▸ AIM OF THE EXERCISE
Answer with one number only: the number of lines that contain "πλατῶν".

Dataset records

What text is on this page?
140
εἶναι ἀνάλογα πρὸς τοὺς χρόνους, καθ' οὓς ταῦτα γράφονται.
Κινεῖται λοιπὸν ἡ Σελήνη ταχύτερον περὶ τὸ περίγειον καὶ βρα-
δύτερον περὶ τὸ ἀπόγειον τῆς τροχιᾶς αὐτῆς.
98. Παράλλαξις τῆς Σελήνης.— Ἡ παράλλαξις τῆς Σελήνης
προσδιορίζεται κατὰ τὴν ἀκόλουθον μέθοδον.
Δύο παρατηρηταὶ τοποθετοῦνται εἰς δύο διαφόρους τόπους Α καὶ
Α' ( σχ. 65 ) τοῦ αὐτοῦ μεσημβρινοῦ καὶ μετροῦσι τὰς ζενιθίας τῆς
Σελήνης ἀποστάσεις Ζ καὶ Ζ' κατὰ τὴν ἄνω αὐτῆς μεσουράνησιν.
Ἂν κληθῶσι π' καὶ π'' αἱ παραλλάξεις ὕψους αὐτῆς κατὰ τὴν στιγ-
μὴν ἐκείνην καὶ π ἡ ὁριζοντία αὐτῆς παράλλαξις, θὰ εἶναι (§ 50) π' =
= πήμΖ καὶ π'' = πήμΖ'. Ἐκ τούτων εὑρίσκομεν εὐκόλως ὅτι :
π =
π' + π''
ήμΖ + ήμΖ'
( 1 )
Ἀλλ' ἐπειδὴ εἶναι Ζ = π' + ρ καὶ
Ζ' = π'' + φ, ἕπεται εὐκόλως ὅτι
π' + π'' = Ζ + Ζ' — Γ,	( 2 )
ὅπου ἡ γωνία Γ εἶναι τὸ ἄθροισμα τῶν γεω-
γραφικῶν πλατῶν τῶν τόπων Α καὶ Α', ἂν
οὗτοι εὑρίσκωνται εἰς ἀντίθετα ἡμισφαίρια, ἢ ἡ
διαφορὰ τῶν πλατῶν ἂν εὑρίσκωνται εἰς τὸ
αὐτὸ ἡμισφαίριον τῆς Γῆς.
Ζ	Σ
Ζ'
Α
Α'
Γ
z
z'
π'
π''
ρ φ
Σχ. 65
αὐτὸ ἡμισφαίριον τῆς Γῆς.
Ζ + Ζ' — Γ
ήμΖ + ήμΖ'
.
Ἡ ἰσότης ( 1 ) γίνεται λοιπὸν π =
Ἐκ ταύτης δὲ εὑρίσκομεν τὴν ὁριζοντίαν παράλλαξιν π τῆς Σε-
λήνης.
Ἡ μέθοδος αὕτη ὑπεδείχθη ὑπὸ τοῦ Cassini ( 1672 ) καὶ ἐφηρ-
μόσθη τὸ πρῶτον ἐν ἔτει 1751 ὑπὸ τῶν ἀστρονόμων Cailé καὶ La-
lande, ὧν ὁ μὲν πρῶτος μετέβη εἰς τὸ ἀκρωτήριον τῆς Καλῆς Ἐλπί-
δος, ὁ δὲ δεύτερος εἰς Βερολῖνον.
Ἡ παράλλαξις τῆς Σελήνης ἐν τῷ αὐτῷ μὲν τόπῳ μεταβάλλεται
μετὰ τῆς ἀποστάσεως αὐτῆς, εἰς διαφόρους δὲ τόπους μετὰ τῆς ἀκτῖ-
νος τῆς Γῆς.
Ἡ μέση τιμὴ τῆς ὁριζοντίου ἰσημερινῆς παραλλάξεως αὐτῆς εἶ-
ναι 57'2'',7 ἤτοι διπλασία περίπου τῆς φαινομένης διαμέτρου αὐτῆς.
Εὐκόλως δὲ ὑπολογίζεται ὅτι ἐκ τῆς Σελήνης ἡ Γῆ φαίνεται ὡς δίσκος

▸ EXERCISE RESPONSE
2